### PROBLEM DETAILS
Across the entries below, how many lines contain the string "annual"? Give only the count.

◆ ◆ ◆ ◆ ◆ ◆ ◆

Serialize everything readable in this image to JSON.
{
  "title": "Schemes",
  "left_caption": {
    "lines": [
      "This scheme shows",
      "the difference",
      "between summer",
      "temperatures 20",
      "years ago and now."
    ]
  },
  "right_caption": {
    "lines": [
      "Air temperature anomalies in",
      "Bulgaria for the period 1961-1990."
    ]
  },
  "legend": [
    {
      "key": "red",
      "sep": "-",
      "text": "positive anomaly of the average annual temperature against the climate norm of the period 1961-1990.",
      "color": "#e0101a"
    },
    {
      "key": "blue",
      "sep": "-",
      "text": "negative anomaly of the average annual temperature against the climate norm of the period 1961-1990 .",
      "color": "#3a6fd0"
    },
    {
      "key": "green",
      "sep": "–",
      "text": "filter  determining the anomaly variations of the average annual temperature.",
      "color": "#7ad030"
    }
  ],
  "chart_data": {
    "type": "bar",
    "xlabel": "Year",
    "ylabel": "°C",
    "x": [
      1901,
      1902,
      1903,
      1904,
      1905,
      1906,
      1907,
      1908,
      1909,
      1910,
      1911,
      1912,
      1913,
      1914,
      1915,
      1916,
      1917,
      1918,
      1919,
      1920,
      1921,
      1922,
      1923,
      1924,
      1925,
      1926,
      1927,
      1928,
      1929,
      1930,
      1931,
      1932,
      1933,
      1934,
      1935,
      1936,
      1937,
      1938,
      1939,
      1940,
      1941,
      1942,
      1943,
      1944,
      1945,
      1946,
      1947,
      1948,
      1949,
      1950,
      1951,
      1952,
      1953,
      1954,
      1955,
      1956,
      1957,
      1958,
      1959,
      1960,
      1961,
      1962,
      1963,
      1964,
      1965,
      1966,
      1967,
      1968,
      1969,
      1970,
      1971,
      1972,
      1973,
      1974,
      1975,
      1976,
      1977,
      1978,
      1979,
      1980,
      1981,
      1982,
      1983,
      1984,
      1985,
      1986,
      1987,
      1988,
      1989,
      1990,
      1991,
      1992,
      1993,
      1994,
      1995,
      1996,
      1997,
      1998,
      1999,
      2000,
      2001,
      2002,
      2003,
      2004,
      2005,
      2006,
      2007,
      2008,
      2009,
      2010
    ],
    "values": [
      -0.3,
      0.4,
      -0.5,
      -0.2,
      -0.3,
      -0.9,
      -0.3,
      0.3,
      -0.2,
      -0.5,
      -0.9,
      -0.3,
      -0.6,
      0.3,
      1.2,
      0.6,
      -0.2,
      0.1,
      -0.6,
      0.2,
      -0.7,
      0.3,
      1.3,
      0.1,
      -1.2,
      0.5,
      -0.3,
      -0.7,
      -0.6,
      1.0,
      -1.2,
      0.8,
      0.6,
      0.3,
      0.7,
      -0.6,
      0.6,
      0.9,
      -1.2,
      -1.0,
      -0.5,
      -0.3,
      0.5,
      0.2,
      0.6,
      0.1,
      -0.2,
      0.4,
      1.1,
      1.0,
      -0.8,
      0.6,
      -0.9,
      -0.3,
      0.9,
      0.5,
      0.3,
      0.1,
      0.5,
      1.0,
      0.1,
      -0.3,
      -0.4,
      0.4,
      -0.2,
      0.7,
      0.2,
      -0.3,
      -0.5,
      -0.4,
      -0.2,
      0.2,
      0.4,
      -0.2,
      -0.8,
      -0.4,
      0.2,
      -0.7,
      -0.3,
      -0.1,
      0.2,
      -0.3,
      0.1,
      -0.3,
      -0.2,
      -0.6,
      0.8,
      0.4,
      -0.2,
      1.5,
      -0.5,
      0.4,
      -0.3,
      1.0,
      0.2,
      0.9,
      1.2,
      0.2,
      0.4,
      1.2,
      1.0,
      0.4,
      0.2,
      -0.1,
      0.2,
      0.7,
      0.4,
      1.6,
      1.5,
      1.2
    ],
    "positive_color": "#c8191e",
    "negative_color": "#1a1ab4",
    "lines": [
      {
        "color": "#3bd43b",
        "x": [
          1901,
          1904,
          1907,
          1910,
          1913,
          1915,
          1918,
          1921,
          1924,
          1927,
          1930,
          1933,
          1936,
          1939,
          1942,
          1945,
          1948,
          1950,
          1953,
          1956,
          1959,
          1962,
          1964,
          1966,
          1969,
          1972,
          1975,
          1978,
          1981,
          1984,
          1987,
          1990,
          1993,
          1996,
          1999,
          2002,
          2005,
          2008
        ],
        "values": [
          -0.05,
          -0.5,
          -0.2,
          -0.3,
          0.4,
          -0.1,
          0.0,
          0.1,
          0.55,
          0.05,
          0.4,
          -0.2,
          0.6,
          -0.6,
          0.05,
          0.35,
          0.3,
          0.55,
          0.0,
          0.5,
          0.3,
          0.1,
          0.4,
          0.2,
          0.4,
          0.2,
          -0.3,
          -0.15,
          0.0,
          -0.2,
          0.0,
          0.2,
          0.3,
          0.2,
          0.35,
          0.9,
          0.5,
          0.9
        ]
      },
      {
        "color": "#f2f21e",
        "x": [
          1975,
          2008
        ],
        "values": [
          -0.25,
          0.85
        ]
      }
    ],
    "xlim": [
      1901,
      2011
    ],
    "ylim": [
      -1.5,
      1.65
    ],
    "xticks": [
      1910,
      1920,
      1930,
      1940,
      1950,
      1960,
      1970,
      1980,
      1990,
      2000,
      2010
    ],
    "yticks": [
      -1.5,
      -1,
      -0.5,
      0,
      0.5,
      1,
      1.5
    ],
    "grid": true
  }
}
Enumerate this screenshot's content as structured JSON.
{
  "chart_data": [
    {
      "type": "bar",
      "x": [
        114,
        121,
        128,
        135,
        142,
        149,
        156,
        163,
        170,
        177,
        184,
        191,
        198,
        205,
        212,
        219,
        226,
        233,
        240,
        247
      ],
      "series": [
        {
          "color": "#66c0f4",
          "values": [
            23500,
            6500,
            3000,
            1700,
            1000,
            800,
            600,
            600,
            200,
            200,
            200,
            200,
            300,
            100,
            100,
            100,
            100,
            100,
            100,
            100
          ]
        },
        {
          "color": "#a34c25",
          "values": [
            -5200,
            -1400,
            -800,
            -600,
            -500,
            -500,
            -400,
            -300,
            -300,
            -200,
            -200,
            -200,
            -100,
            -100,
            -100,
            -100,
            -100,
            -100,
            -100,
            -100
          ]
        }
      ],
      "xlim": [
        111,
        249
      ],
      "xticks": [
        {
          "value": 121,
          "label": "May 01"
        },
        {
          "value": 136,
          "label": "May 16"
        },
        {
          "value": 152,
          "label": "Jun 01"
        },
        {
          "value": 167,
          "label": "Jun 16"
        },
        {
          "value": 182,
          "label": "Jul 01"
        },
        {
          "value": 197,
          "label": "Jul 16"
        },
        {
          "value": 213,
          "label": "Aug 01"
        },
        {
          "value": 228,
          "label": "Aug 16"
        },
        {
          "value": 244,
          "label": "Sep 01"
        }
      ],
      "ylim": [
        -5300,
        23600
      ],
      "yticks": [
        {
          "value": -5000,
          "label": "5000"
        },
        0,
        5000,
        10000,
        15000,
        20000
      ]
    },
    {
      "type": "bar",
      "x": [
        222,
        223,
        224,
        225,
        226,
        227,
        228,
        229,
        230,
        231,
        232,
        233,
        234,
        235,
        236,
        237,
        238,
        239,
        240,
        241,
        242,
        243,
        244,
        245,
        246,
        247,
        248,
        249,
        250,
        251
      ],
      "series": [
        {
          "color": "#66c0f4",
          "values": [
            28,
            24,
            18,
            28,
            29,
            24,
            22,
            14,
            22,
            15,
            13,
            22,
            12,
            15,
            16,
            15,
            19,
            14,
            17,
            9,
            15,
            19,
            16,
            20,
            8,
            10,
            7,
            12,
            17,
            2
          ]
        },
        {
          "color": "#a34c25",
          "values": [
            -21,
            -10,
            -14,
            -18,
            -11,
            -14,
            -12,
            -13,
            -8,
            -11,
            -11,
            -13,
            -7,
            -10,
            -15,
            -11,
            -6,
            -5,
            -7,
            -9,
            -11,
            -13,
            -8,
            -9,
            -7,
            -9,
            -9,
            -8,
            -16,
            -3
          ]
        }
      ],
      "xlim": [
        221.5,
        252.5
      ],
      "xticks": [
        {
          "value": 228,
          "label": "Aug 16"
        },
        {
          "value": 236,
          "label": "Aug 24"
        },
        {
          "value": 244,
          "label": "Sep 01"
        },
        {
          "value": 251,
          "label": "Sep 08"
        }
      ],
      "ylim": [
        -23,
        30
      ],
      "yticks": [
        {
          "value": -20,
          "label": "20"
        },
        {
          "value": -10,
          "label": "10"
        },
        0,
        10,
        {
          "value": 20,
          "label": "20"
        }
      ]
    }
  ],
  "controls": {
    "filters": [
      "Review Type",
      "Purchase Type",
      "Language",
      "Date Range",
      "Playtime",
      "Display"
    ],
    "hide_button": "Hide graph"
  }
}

◆ ◆ ◆ ◆ ◆ ◆ ◆

### RESPONSE FOR THIS EXERCISE
3